EXERCISE:
Copy every line in which the string "Moses" occurs.

[Recorded data]

═══

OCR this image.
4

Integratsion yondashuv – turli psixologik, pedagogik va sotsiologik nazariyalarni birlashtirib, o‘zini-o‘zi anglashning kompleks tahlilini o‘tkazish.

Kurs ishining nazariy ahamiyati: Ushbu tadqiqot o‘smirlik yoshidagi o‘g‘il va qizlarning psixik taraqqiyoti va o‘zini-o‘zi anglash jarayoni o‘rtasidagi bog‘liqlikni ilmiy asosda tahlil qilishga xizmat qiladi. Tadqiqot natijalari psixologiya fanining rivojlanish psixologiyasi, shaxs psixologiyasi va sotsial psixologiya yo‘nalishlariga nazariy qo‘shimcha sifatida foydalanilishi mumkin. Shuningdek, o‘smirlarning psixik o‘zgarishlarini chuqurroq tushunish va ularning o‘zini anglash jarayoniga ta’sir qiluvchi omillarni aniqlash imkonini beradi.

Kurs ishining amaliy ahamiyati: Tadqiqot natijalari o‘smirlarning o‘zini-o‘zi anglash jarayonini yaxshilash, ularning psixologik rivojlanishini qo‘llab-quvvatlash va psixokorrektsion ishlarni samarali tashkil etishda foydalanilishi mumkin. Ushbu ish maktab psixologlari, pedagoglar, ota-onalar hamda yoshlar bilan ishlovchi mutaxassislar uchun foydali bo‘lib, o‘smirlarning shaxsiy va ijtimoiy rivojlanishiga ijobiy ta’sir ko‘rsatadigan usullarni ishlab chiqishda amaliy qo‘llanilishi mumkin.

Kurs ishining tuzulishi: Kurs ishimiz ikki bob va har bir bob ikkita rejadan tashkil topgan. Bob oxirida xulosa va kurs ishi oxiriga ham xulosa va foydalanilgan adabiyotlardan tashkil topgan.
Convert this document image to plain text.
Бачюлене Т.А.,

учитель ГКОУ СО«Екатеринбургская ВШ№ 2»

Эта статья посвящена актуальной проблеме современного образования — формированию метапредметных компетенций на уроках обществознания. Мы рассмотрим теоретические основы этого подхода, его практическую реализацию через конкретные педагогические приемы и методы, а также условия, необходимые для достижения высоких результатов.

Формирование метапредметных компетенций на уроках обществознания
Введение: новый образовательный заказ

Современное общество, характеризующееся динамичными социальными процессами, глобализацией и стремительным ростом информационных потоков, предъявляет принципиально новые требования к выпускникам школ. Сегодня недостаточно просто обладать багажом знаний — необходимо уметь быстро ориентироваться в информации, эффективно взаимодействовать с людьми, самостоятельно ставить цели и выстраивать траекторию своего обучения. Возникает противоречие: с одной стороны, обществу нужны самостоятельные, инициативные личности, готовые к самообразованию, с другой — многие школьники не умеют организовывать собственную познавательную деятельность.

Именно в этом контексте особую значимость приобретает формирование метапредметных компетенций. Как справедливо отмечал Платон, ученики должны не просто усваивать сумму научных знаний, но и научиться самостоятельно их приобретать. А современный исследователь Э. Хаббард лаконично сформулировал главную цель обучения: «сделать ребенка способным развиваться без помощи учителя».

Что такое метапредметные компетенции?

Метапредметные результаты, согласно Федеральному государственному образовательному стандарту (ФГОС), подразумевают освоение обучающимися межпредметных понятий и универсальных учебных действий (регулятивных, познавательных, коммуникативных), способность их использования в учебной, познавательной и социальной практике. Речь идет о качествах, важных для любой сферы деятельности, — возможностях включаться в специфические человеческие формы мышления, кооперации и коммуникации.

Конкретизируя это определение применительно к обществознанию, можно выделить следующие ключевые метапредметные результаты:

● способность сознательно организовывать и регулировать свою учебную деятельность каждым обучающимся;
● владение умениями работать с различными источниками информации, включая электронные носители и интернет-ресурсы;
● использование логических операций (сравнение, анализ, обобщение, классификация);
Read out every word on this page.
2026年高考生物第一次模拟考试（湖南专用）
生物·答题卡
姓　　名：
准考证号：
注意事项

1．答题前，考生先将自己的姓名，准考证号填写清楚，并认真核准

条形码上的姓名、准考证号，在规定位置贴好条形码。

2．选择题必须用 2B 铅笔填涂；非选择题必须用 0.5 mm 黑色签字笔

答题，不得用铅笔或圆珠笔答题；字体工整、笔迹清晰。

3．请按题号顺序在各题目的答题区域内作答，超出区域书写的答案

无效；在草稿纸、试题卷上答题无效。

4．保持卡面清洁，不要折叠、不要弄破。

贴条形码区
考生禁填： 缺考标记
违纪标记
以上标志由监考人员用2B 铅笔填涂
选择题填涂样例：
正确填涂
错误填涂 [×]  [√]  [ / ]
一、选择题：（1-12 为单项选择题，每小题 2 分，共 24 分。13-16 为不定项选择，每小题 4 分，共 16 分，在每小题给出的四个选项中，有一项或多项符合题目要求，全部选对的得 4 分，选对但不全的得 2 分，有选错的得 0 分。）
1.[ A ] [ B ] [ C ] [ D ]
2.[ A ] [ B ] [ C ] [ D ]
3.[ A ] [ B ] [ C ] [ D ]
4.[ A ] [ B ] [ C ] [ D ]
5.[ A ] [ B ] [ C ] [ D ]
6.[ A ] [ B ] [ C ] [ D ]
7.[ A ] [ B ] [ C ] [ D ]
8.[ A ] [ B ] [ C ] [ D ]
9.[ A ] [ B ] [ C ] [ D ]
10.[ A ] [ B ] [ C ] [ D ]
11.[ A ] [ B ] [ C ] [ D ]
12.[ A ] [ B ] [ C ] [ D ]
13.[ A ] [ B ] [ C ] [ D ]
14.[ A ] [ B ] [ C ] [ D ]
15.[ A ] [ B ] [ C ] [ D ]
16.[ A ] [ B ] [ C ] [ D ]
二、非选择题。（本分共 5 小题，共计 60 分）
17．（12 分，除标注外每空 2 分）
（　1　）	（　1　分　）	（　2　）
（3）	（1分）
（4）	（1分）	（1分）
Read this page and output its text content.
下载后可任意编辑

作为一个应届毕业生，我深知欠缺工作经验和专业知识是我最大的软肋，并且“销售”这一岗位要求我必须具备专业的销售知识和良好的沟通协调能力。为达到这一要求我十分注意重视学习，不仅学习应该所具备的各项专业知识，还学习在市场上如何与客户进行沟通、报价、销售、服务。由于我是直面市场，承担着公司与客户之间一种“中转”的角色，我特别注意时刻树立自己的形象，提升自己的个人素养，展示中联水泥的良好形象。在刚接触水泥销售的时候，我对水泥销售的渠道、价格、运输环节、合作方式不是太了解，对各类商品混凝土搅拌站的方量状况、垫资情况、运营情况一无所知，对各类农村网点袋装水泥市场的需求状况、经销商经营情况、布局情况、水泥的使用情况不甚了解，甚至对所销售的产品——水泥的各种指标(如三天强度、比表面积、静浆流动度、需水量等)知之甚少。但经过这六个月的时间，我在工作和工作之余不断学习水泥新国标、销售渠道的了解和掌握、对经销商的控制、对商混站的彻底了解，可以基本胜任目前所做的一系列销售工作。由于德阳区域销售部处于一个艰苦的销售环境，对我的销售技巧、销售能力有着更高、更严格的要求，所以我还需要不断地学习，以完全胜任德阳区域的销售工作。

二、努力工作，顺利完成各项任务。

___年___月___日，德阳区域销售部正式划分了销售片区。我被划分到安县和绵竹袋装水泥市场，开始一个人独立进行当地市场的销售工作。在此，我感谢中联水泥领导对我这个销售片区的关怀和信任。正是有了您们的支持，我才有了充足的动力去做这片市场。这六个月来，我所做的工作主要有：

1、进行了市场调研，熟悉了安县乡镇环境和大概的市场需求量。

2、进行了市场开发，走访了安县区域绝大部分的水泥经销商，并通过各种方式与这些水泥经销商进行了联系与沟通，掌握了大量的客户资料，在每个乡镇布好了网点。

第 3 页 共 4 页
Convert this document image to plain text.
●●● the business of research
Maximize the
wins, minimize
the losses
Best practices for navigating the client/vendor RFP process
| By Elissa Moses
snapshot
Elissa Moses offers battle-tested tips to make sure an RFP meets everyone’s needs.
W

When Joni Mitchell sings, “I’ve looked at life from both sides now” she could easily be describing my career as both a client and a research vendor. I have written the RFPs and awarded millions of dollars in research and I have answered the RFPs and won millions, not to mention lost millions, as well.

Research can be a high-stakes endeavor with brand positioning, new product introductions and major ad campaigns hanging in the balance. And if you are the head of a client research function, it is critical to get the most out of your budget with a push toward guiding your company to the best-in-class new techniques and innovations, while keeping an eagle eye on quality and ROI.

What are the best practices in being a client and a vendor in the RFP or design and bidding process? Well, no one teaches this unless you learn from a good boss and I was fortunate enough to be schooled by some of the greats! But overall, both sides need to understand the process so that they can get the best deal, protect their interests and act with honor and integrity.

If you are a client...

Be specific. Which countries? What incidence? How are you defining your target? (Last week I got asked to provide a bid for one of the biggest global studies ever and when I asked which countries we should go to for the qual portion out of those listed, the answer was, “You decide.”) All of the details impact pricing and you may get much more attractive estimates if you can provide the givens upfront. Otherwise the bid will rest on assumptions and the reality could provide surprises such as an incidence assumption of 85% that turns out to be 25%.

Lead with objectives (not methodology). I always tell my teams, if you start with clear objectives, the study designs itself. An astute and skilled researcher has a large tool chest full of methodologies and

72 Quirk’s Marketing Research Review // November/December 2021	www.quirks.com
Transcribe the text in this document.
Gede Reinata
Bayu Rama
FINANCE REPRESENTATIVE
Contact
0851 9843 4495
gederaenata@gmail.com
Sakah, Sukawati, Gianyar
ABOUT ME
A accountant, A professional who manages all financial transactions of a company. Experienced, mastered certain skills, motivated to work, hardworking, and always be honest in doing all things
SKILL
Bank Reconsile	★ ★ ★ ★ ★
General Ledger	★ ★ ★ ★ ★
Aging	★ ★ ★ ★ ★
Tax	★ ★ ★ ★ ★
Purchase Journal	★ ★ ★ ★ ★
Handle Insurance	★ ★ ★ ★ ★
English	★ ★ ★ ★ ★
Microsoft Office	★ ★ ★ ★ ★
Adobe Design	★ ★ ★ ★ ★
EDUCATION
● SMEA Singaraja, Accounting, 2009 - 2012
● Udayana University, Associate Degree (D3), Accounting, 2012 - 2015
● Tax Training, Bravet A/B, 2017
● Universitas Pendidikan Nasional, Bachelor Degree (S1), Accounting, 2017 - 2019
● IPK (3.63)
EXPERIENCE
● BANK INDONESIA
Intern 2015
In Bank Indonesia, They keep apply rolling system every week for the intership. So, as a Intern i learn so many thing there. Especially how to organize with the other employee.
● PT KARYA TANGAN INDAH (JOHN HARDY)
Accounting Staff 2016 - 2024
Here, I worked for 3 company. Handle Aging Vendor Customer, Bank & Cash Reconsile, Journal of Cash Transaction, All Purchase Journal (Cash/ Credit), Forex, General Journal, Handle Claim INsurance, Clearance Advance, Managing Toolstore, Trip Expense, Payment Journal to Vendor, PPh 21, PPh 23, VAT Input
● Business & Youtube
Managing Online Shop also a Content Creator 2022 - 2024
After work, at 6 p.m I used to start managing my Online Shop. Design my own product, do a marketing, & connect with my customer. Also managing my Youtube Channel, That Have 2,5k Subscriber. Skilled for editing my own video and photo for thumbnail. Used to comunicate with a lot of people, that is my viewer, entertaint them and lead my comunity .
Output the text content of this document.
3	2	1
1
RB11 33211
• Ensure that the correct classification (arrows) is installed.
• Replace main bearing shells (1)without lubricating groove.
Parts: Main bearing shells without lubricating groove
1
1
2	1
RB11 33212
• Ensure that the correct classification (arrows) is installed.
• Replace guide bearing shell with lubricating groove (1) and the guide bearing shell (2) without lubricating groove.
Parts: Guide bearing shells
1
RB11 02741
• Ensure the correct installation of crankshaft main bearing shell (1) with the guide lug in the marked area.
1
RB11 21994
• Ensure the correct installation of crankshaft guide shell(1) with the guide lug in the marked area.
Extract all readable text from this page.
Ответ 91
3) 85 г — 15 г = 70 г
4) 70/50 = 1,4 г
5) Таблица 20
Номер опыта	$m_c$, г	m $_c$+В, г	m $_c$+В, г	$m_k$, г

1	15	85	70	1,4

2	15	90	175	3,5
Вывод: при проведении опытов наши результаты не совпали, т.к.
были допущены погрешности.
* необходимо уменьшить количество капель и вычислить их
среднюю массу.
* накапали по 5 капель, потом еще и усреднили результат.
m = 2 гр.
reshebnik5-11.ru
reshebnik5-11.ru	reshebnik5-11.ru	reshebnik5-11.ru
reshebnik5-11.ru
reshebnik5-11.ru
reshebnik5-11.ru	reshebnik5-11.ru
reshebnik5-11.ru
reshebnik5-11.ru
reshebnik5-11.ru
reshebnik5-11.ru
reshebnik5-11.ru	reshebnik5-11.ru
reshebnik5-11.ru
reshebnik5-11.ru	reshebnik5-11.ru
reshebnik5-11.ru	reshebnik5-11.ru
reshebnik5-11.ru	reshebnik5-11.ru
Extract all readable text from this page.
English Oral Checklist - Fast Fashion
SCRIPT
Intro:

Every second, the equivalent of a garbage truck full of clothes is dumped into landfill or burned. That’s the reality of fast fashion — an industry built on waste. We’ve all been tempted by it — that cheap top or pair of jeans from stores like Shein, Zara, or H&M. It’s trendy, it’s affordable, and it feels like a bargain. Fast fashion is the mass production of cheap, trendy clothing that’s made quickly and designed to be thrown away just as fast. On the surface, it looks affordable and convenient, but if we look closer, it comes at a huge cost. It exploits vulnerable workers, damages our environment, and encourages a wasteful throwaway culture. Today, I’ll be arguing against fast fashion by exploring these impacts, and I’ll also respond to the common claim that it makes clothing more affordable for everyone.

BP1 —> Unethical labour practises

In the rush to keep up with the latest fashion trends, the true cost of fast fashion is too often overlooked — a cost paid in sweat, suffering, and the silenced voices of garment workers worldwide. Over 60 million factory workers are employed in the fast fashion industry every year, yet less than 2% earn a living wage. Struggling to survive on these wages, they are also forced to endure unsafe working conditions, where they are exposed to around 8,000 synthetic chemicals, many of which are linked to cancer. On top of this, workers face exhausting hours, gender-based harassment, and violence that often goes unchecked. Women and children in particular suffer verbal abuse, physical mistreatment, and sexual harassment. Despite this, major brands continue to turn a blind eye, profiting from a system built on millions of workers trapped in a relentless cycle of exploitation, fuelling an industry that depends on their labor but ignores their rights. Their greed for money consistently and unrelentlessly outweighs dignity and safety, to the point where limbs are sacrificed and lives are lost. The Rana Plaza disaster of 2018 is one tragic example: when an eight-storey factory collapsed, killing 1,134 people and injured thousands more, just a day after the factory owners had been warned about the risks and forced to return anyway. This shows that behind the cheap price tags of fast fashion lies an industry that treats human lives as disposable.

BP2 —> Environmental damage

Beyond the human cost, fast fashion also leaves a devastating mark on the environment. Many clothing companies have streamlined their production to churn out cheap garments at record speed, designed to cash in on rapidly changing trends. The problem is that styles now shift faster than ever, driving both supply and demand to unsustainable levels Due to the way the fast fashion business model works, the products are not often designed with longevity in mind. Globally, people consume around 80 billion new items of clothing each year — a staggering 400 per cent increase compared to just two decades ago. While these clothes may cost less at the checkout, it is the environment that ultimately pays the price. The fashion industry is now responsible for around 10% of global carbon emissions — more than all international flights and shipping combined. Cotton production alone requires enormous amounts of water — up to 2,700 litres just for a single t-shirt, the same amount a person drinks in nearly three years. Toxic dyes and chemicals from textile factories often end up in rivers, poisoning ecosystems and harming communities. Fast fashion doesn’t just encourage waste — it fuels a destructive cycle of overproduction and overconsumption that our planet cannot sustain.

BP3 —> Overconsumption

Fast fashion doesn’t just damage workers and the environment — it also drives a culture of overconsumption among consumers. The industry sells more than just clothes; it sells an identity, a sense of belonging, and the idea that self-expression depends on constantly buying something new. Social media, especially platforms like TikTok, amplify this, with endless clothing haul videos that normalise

═══

WORKED SOLUTION:
| By Elissa Moses
Elissa Moses offers battle-tested tips to make sure an RFP meets everyone’s needs.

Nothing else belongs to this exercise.